__What is being asked__:
Return the listing below verbatim. Pictures do not belong in the copy.

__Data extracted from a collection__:
------------------------------------

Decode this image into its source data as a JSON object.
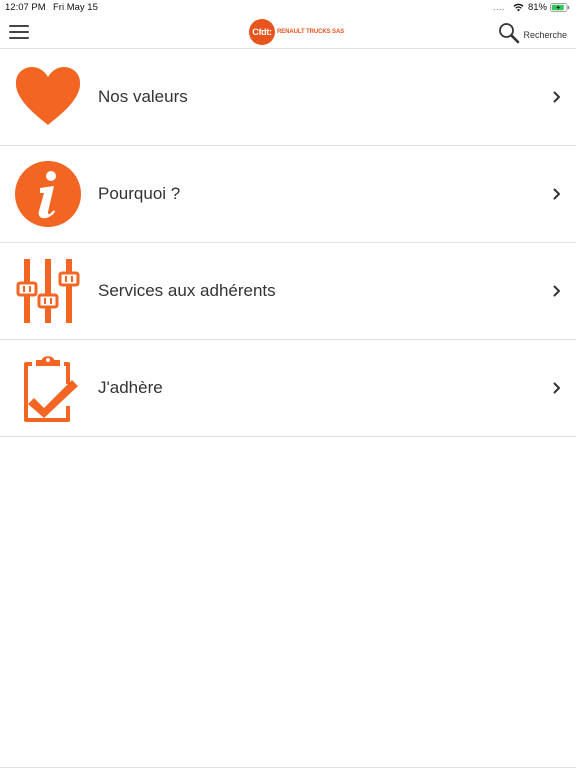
{
  "status_bar": {
    "time": "12:07 PM",
    "date": "Fri May 15",
    "signal_dots": "....",
    "battery_percent": "81%"
  },
  "nav": {
    "menu_icon": "hamburger-icon",
    "logo_badge": "Cfdt:",
    "logo_text": "RENAULT TRUCKS SAS",
    "search_label": "Recherche",
    "search_icon": "magnifier-icon"
  },
  "accent_color": "#e8541d",
  "items": [
    {
      "label": "Nos valeurs",
      "icon": "heart-icon"
    },
    {
      "label": "Pourquoi ?",
      "icon": "info-icon"
    },
    {
      "label": "Services aux adhérents",
      "icon": "sliders-icon"
    },
    {
      "label": "J'adhère",
      "icon": "clipboard-check-icon"
    }
  ]
}
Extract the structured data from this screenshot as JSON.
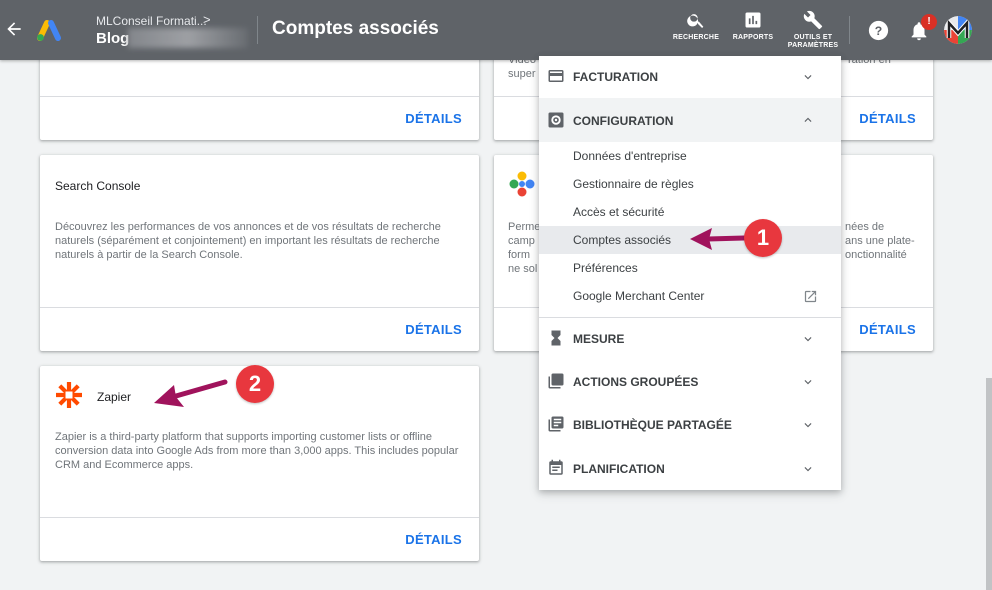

------------------------------------

__Worked solution__:
Decode this image into its source data as a JSON object.
{
  "status_bar": {
    "time": "12:07 PM",
    "date": "Fri May 15",
    "signal_dots": "....",
    "battery_percent": "81%"
  },
  "nav": {
    "menu_icon": "hamburger-icon",
    "logo_badge": "Cfdt:",
    "logo_text": "RENAULT TRUCKS SAS",
    "search_label": "Recherche",
    "search_icon": "magnifier-icon"
  },
  "accent_color": "#e8541d",
  "items": [
    {
      "label": "Nos valeurs",
      "icon": "heart-icon"
    },
    {
      "label": "Pourquoi ?",
      "icon": "info-icon"
    },
    {
      "label": "Services aux adhérents",
      "icon": "sliders-icon"
    },
    {
      "label": "J'adhère",
      "icon": "clipboard-check-icon"
    }
  ]
}
Extract the structured data from this screenshot as JSON.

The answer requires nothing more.